» **SET EXERCISE**
Gather up every line that includes the string "modulus".

** START PROVIDED DATA **

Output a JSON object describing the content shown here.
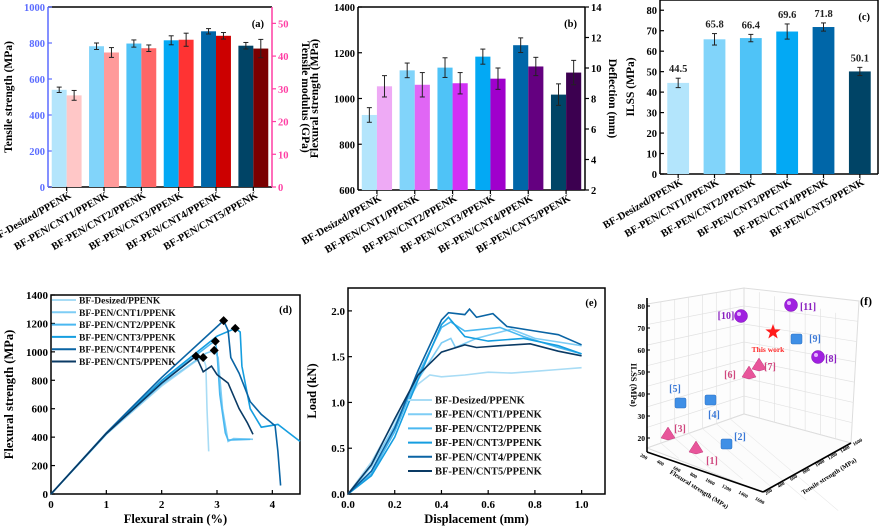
{
  "figure": {
    "panel_labels": [
      "(a)",
      "(b)",
      "(c)",
      "(d)",
      "(e)",
      "(f)"
    ]
  },
  "chart_data": [
    {
      "id": "a",
      "type": "bar",
      "title": "(a)",
      "categories": [
        "BF-Desized/PPENK",
        "BF-PEN/CNT1/PPENK",
        "BF-PEN/CNT2/PPENK",
        "BF-PEN/CNT3/PPENK",
        "BF-PEN/CNT4/PPENK",
        "BF-PEN/CNT5/PPENK"
      ],
      "ylabel": "Tensile strength (MPa)",
      "ylabel2": "Tensile modulus (GPa)",
      "ylim": [
        0,
        1000
      ],
      "ylim2": [
        0,
        55
      ],
      "yticks": [
        0,
        200,
        400,
        600,
        800,
        1000
      ],
      "yticks2": [
        0,
        10,
        20,
        30,
        40,
        50
      ],
      "series": [
        {
          "name": "Tensile strength",
          "axis": "left",
          "values": [
            540,
            782,
            797,
            815,
            865,
            785
          ],
          "errors": [
            15,
            18,
            20,
            25,
            15,
            18
          ],
          "colors": [
            "#b3e5fc",
            "#81d4fa",
            "#4fc3f7",
            "#03a9f4",
            "#0066a8",
            "#004466"
          ]
        },
        {
          "name": "Tensile modulus",
          "axis": "right",
          "values": [
            28,
            41.1,
            42.4,
            45,
            46.2,
            42.3
          ],
          "errors": [
            1.5,
            1.5,
            1,
            2,
            1,
            2.8
          ],
          "colors": [
            "#ffc7c7",
            "#ff9a9a",
            "#ff6666",
            "#ff3333",
            "#cc0000",
            "#7a0000"
          ]
        }
      ],
      "axis_colors": {
        "left": "#5b6cff",
        "right": "#ff3fa4"
      }
    },
    {
      "id": "b",
      "type": "bar",
      "title": "(b)",
      "categories": [
        "BF-Desized/PPENK",
        "BF-PEN/CNT1/PPENK",
        "BF-PEN/CNT2/PPENK",
        "BF-PEN/CNT3/PPENK",
        "BF-PEN/CNT4/PPENK",
        "BF-PEN/CNT5/PPENK"
      ],
      "ylabel": "Flexural strength (MPa)",
      "ylabel2": "Deflection (mm)",
      "ylim": [
        600,
        1400
      ],
      "ylim2": [
        2,
        14
      ],
      "yticks": [
        600,
        800,
        1000,
        1200,
        1400
      ],
      "yticks2": [
        2,
        4,
        6,
        8,
        10,
        12,
        14
      ],
      "series": [
        {
          "name": "Flexural strength",
          "axis": "left",
          "values": [
            928,
            1123,
            1135,
            1183,
            1233,
            1017
          ],
          "errors": [
            32,
            32,
            43,
            33,
            32,
            47
          ],
          "colors": [
            "#b3e5fc",
            "#81d4fa",
            "#4fc3f7",
            "#03a9f4",
            "#0066a8",
            "#004466"
          ]
        },
        {
          "name": "Deflection",
          "axis": "right",
          "values": [
            8.8,
            8.9,
            9.0,
            9.3,
            10.1,
            9.7
          ],
          "errors": [
            0.7,
            0.8,
            0.7,
            0.7,
            0.6,
            0.8
          ],
          "colors": [
            "#eeaaf5",
            "#e066f5",
            "#d230f5",
            "#a000cc",
            "#640080",
            "#3c0050"
          ]
        }
      ]
    },
    {
      "id": "c",
      "type": "bar",
      "title": "(c)",
      "categories": [
        "BF-Desized/PPENK",
        "BF-PEN/CNT1/PPENK",
        "BF-PEN/CNT2/PPENK",
        "BF-PEN/CNT3/PPENK",
        "BF-PEN/CNT4/PPENK",
        "BF-PEN/CNT5/PPENK"
      ],
      "ylabel": "ILSS (MPa)",
      "ylim": [
        0,
        85
      ],
      "yticks": [
        0,
        10,
        20,
        30,
        40,
        50,
        60,
        70,
        80
      ],
      "values": [
        44.5,
        65.8,
        66.4,
        69.6,
        71.8,
        50.1
      ],
      "value_labels": [
        "44.5",
        "65.8",
        "66.4",
        "69.6",
        "71.8",
        "50.1"
      ],
      "errors": [
        2.3,
        2.8,
        1.8,
        3.7,
        2.0,
        2.0
      ],
      "colors": [
        "#b3e5fc",
        "#81d4fa",
        "#4fc3f7",
        "#03a9f4",
        "#0066a8",
        "#004466"
      ]
    },
    {
      "id": "d",
      "type": "line",
      "title": "(d)",
      "xlabel": "Flexural strain (%)",
      "ylabel": "Flexural strength (MPa)",
      "xlim": [
        0,
        4.5
      ],
      "ylim": [
        0,
        1400
      ],
      "xticks": [
        0,
        1,
        2,
        3,
        4
      ],
      "yticks": [
        0,
        200,
        400,
        600,
        800,
        1000,
        1200,
        1400
      ],
      "legend_position": "top-left",
      "series": [
        {
          "name": "BF-Desized/PPENK",
          "color": "#a8dcf5",
          "peak": [
            2.75,
            960
          ],
          "points": [
            [
              0,
              0
            ],
            [
              1,
              420
            ],
            [
              2,
              760
            ],
            [
              2.6,
              930
            ],
            [
              2.75,
              960
            ],
            [
              2.8,
              900
            ],
            [
              2.82,
              600
            ],
            [
              2.85,
              300
            ]
          ]
        },
        {
          "name": "BF-PEN/CNT1/PPENK",
          "color": "#7ecdf5",
          "peak": [
            2.95,
            1010
          ],
          "points": [
            [
              0,
              0
            ],
            [
              1,
              420
            ],
            [
              2,
              770
            ],
            [
              2.8,
              990
            ],
            [
              2.95,
              1010
            ],
            [
              3.02,
              960
            ],
            [
              3.1,
              600
            ],
            [
              3.2,
              370
            ],
            [
              3.3,
              390
            ],
            [
              3.65,
              385
            ]
          ]
        },
        {
          "name": "BF-PEN/CNT2/PPENK",
          "color": "#4ab8f0",
          "peak": [
            2.97,
            1075
          ],
          "points": [
            [
              0,
              0
            ],
            [
              1,
              425
            ],
            [
              2,
              790
            ],
            [
              2.9,
              1060
            ],
            [
              2.97,
              1075
            ],
            [
              3.0,
              1000
            ],
            [
              3.05,
              700
            ],
            [
              3.15,
              430
            ],
            [
              3.2,
              380
            ],
            [
              3.6,
              385
            ]
          ]
        },
        {
          "name": "BF-PEN/CNT3/PPENK",
          "color": "#159ee0",
          "peak": [
            3.33,
            1165
          ],
          "points": [
            [
              0,
              0
            ],
            [
              1,
              425
            ],
            [
              2,
              800
            ],
            [
              3,
              1110
            ],
            [
              3.33,
              1165
            ],
            [
              3.42,
              1140
            ],
            [
              3.45,
              900
            ],
            [
              3.6,
              600
            ],
            [
              3.8,
              470
            ],
            [
              4.1,
              490
            ],
            [
              4.3,
              430
            ],
            [
              4.5,
              370
            ]
          ]
        },
        {
          "name": "BF-PEN/CNT4/PPENK",
          "color": "#0a64a4",
          "peak": [
            3.12,
            1220
          ],
          "points": [
            [
              0,
              0
            ],
            [
              1,
              430
            ],
            [
              2,
              820
            ],
            [
              3.12,
              1220
            ],
            [
              3.2,
              1150
            ],
            [
              3.25,
              960
            ],
            [
              3.4,
              850
            ],
            [
              3.6,
              650
            ],
            [
              3.8,
              560
            ],
            [
              4.05,
              480
            ],
            [
              4.1,
              300
            ],
            [
              4.15,
              60
            ]
          ]
        },
        {
          "name": "BF-PEN/CNT5/PPENK",
          "color": "#0a3a64",
          "peak": [
            2.62,
            970
          ],
          "points": [
            [
              0,
              0
            ],
            [
              1,
              425
            ],
            [
              2,
              780
            ],
            [
              2.62,
              970
            ],
            [
              2.75,
              860
            ],
            [
              2.9,
              900
            ],
            [
              3.0,
              840
            ],
            [
              3.2,
              780
            ],
            [
              3.4,
              600
            ],
            [
              3.55,
              500
            ],
            [
              3.65,
              420
            ]
          ]
        }
      ]
    },
    {
      "id": "e",
      "type": "line",
      "title": "(e)",
      "xlabel": "Displacement (mm)",
      "ylabel": "Load (kN)",
      "xlim": [
        0,
        1.1
      ],
      "ylim": [
        0,
        2.25
      ],
      "xticks": [
        0.0,
        0.2,
        0.4,
        0.6,
        0.8,
        1.0
      ],
      "yticks": [
        0.0,
        0.5,
        1.0,
        1.5,
        2.0
      ],
      "legend_position": "bottom-right",
      "series": [
        {
          "name": "BF-Desized/PPENK",
          "color": "#a8dcf5",
          "points": [
            [
              0,
              0
            ],
            [
              0.1,
              0.35
            ],
            [
              0.2,
              0.8
            ],
            [
              0.3,
              1.2
            ],
            [
              0.35,
              1.3
            ],
            [
              0.4,
              1.28
            ],
            [
              0.5,
              1.3
            ],
            [
              0.6,
              1.33
            ],
            [
              0.7,
              1.32
            ],
            [
              0.8,
              1.34
            ],
            [
              0.9,
              1.36
            ],
            [
              1.0,
              1.38
            ]
          ]
        },
        {
          "name": "BF-PEN/CNT1/PPENK",
          "color": "#7ecdf5",
          "points": [
            [
              0,
              0
            ],
            [
              0.1,
              0.3
            ],
            [
              0.2,
              0.75
            ],
            [
              0.3,
              1.25
            ],
            [
              0.4,
              1.65
            ],
            [
              0.44,
              1.7
            ],
            [
              0.46,
              1.6
            ],
            [
              0.55,
              1.7
            ],
            [
              0.7,
              1.8
            ],
            [
              0.8,
              1.7
            ],
            [
              0.9,
              1.66
            ],
            [
              1.0,
              1.62
            ]
          ]
        },
        {
          "name": "BF-PEN/CNT2/PPENK",
          "color": "#4ab8f0",
          "points": [
            [
              0,
              0
            ],
            [
              0.1,
              0.22
            ],
            [
              0.2,
              0.68
            ],
            [
              0.3,
              1.3
            ],
            [
              0.4,
              1.82
            ],
            [
              0.44,
              1.88
            ],
            [
              0.5,
              1.78
            ],
            [
              0.65,
              1.82
            ],
            [
              0.75,
              1.72
            ],
            [
              0.9,
              1.6
            ],
            [
              1.0,
              1.53
            ]
          ]
        },
        {
          "name": "BF-PEN/CNT3/PPENK",
          "color": "#159ee0",
          "points": [
            [
              0,
              0
            ],
            [
              0.1,
              0.2
            ],
            [
              0.2,
              0.62
            ],
            [
              0.3,
              1.25
            ],
            [
              0.4,
              1.85
            ],
            [
              0.43,
              1.93
            ],
            [
              0.5,
              1.72
            ],
            [
              0.6,
              1.67
            ],
            [
              0.75,
              1.7
            ],
            [
              0.9,
              1.62
            ],
            [
              1.0,
              1.53
            ]
          ]
        },
        {
          "name": "BF-PEN/CNT4/PPENK",
          "color": "#0a64a4",
          "points": [
            [
              0,
              0
            ],
            [
              0.1,
              0.25
            ],
            [
              0.2,
              0.72
            ],
            [
              0.3,
              1.35
            ],
            [
              0.4,
              1.9
            ],
            [
              0.43,
              1.98
            ],
            [
              0.5,
              1.96
            ],
            [
              0.52,
              2.02
            ],
            [
              0.55,
              1.93
            ],
            [
              0.62,
              1.97
            ],
            [
              0.68,
              1.83
            ],
            [
              0.8,
              1.78
            ],
            [
              0.9,
              1.74
            ],
            [
              1.0,
              1.63
            ]
          ]
        },
        {
          "name": "BF-PEN/CNT5/PPENK",
          "color": "#0a3a64",
          "points": [
            [
              0,
              0
            ],
            [
              0.1,
              0.32
            ],
            [
              0.2,
              0.82
            ],
            [
              0.3,
              1.3
            ],
            [
              0.4,
              1.55
            ],
            [
              0.5,
              1.63
            ],
            [
              0.55,
              1.6
            ],
            [
              0.65,
              1.62
            ],
            [
              0.78,
              1.64
            ],
            [
              0.9,
              1.56
            ],
            [
              1.0,
              1.51
            ]
          ]
        }
      ]
    },
    {
      "id": "f",
      "type": "scatter",
      "title": "(f)",
      "projection": "3d",
      "xlabel": "Flexural strength (MPa)",
      "ylabel": "Tensile strength (MPa)",
      "zlabel": "ILSS (MPa)",
      "zticks": [
        20,
        30,
        40,
        50,
        60,
        70,
        80
      ],
      "xticks": [
        "200",
        "400",
        "600",
        "800",
        "1000",
        "1200",
        "1400",
        "1600"
      ],
      "yticks": [
        "200",
        "400",
        "600",
        "800",
        "1000",
        "1200",
        "1400",
        "1600"
      ],
      "points": [
        {
          "label": "[1]",
          "marker": "triangle",
          "color": "#e8559a"
        },
        {
          "label": "[2]",
          "marker": "cube",
          "color": "#3f8fe6"
        },
        {
          "label": "[3]",
          "marker": "triangle",
          "color": "#e8559a"
        },
        {
          "label": "[4]",
          "marker": "cube",
          "color": "#3f8fe6"
        },
        {
          "label": "[5]",
          "marker": "cube",
          "color": "#3f8fe6"
        },
        {
          "label": "[6]",
          "marker": "triangle",
          "color": "#e8559a"
        },
        {
          "label": "[7]",
          "marker": "triangle",
          "color": "#e8559a"
        },
        {
          "label": "[8]",
          "marker": "sphere",
          "color": "#a020e0"
        },
        {
          "label": "[9]",
          "marker": "cube",
          "color": "#3f8fe6"
        },
        {
          "label": "[10]",
          "marker": "sphere",
          "color": "#a020e0"
        },
        {
          "label": "[11]",
          "marker": "sphere",
          "color": "#a020e0"
        },
        {
          "label": "This work",
          "marker": "star",
          "color": "#ff1a1a"
        }
      ],
      "label_colors": {
        "triangle": "#d0487f",
        "cube": "#3a78d6",
        "sphere": "#8a20c0",
        "star": "#ff2a2a"
      }
    }
  ]
}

** END PROVIDED DATA **

» **ANSWER TO THIS EXERCISE**
      "ylabel2": "Tensile modulus (GPa)",
          "name": "Tensile modulus",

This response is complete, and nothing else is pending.